Collection entries:
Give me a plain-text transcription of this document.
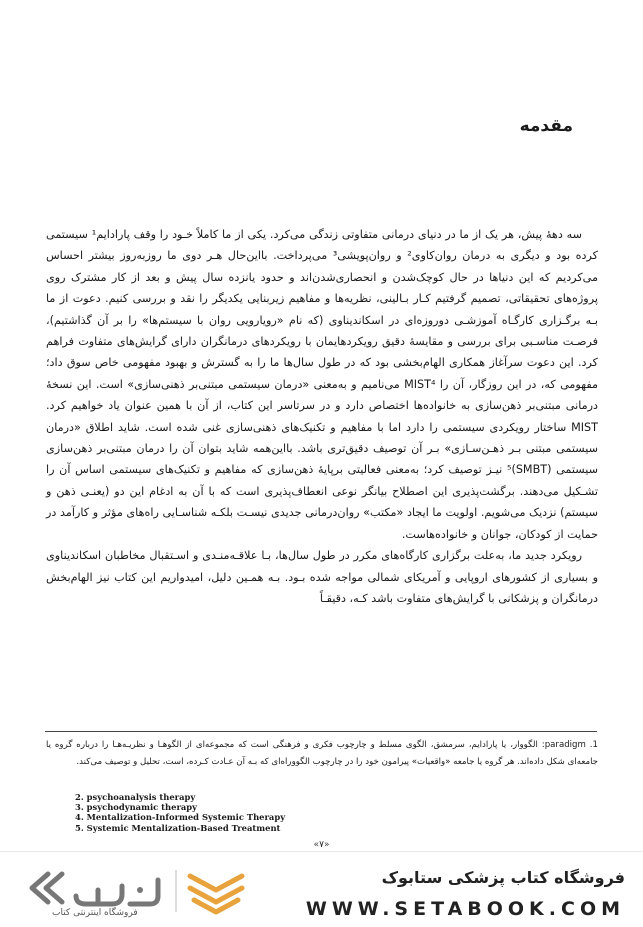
مقدمه

سه دههٔ پیش، هر یک از ما در دنیای درمانی متفاوتی زندگی می‌کرد. یکی از ما کاملاً خـود را وقف پارادایم¹ سیستمی کرده بود و دیگری به درمان روان‌کاوی² و روان‌پویشی³ می‌پرداخت. بااین‌حال هـر دوی ما روزبه‌روز بیشتر احساس می‌کردیم که این دنیاها در حال کوچک‌شدن و انحصاری‌شدن‌اند و حدود یانزده سال پیش و بعد از کار مشترک روی پروژه‌های تحقیقاتی، تصمیم گرفتیم کـار بـالینی، نظریه‌ها و مفاهیم زیربنایی یکدیگر را نقد و بررسی کنیم. دعوت از ما بـه برگـزاری کارگـاه آموزشـی دوروزه‌ای در اسکاندیناوی (که نام «رویارویی روان با سیستم‌ها» را بر آن گذاشتیم)، فرصـت مناسـبی برای بررسی و مقایسهٔ دقیق رویکردهایمان با رویکردهای درمانگران دارای گرایش‌های متفاوت فراهم کرد. این دعوت سرآغاز همکاری الهام‌بخشی بود که در طول سال‌ها ما را به گسترش و بهبود مفهومی خاص سوق داد؛ مفهومی که، در این روزگار، آن را MIST⁴ می‌نامیم و به‌معنی «درمان سیستمی مبتنی‌بر ذهنی‌سازی» است. این نسخهٔ درمانی مبتنی‌بر ذهن‌سازی به خانواده‌ها اختصاص دارد و در سرتاسر این کتاب، از آن با همین عنوان یاد خواهیم کرد. MIST ساختار رویکردی سیستمی را دارد اما با مفاهیم و تکنیک‌های ذهنی‌سازی غنی شده است. شاید اطلاق «درمان سیستمی مبتنی بـر ذهـن‌سـازی» بـر آن توصیف دقیق‌تری باشد. بااین‌همه شاید بتوان آن را درمان مبتنی‌بر ذهن‌سازی سیستمی (SMBT)⁵ نیـز توصیف کرد؛ به‌معنی فعالیتی برپایهٔ ذهن‌سازی که مفاهیم و تکنیک‌های سیستمی اساس آن را تشـکیل می‌دهند. برگشت‌پذیری این اصطلاح بیانگر نوعی انعطاف‌پذیری است که با آن به ادغام این دو (یعنـی ذهن و سیستم) نزدیک می‌شویم. اولویت ما ایجاد «مکتب» روان‌درمانی جدیدی نیسـت بلکـه شناسـایی راه‌های مؤثر و کارآمد در حمایت از کودکان، جوانان و خانواده‌هاست.

رویکرد جدید ما، به‌علت برگزاری کارگاه‌های مکرر در طول سال‌ها، بـا علاقـه‌منـدی و اسـتقبال مخاطبان اسکاندیناوی و بسیاری از کشورهای اروپایی و آمریکای شمالی مواجه شده بـود. بـه همـین دلیل، امیدواریم این کتاب نیز الهام‌بخش درمانگران و پزشکانی با گرایش‌های متفاوت باشد کـه، دقیقـاً

1. paradigm: الگووار، یا پارادایم، سرمشق، الگوی مسلط و چارچوب فکری و فرهنگی است که مجموعه‌ای از الگوهـا و نظریـه‌هـا را درباره گروه یا جامعه‌ای شکل داده‌اند. هر گروه یا جامعه «واقعیات» پیرامون خود را در چارچوب الگووراه‌ای که بـه آن عـادت کـرده، است، تحلیل و توصیف می‌کند.
2. psychoanalysis therapy
3. psychodynamic therapy
4. Mentalization-Informed Systemic Therapy
5. Systemic Mentalization-Based Treatment
«۷»
فروشگاه اینترنتی کتاب
فروشگاه کتاب پزشکی ستابوک
WWW.SETABOOK.COM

Goal:
Identify the lines that contain the string "Mentalization", and copy every one of them.

The solution:
4. Mentalization-Informed Systemic Therapy
5. Systemic Mentalization-Based Treatment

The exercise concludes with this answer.